Answer with one number only: the number of lines that include the word "JSON".

Data in this exercise
[start]

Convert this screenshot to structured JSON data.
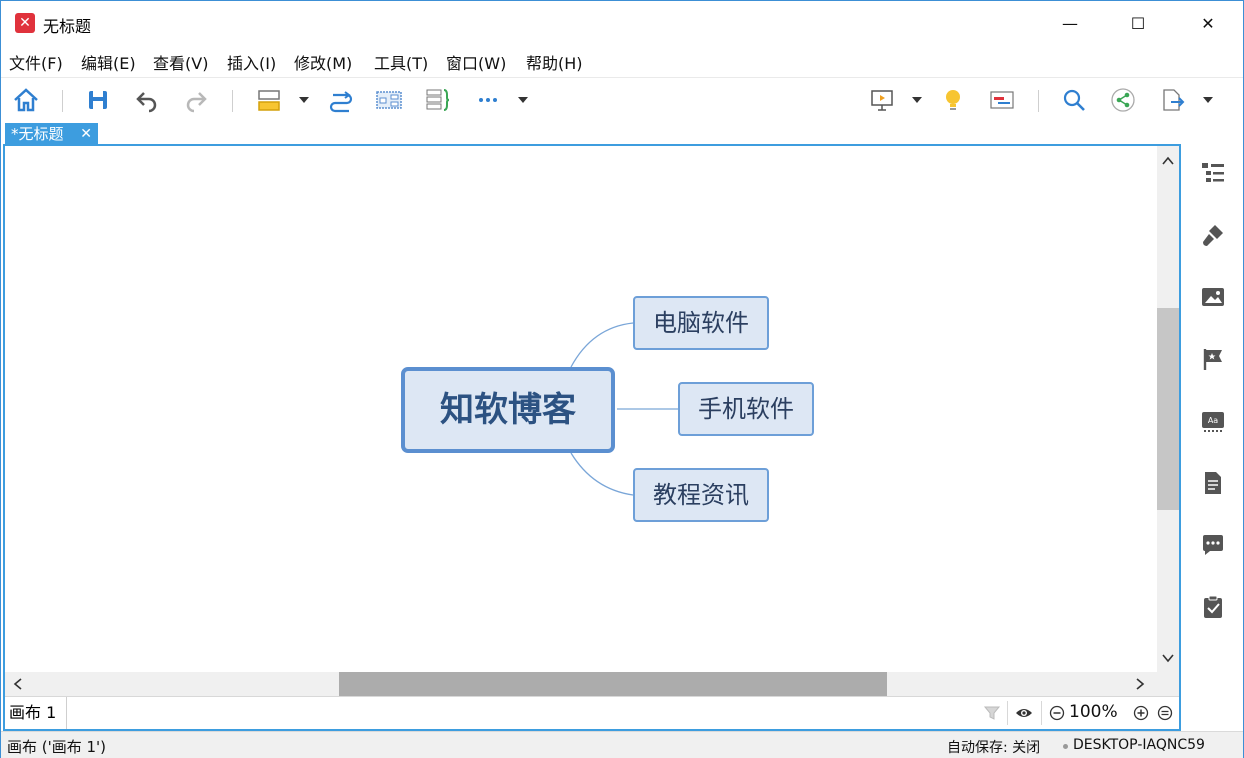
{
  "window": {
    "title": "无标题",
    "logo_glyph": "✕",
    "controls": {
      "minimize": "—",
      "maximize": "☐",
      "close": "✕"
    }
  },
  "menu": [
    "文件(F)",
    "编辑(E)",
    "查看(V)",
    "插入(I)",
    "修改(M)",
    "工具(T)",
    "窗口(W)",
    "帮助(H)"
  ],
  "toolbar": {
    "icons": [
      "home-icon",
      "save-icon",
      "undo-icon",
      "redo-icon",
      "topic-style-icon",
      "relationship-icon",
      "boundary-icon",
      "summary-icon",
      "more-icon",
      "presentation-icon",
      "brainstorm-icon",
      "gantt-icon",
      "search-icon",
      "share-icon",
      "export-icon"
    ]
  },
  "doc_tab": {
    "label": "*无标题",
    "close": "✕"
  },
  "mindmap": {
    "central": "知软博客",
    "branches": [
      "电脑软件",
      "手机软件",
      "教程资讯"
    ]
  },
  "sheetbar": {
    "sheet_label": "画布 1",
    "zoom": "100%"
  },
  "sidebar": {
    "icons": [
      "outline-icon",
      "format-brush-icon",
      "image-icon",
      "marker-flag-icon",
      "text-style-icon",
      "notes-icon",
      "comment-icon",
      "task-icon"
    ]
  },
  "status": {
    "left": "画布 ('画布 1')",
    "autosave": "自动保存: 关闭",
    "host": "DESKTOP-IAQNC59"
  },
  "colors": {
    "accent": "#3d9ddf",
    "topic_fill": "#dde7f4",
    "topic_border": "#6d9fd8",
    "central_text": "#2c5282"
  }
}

[end]
[start]

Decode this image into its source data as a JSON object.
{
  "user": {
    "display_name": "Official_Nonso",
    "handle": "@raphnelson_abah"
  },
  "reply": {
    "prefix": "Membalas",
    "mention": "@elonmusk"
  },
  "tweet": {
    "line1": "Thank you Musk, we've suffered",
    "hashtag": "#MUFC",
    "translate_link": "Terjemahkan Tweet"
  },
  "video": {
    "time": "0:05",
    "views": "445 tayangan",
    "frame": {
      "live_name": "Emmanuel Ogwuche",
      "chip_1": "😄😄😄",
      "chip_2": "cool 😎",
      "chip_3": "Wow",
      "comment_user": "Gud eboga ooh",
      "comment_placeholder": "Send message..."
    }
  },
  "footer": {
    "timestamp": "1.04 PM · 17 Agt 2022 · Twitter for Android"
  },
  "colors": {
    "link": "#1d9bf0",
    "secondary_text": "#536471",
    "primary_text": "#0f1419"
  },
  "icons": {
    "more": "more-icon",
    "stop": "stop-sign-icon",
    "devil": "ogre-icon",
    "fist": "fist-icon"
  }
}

[end]
[start]

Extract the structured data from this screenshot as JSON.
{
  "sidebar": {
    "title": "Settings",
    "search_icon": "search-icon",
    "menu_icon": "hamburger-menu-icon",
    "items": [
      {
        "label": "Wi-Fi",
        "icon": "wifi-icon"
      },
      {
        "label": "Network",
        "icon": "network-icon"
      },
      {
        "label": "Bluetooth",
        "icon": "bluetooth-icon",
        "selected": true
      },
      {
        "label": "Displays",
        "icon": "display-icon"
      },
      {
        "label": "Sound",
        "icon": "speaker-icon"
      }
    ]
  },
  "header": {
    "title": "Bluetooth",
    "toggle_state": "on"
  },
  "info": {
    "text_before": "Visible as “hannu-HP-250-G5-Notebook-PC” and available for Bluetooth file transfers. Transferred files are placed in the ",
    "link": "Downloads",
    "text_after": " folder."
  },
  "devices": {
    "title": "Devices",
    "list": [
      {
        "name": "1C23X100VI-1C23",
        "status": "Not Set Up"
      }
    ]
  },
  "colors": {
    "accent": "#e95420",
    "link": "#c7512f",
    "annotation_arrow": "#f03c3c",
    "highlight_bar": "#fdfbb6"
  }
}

[end]

Full solution
3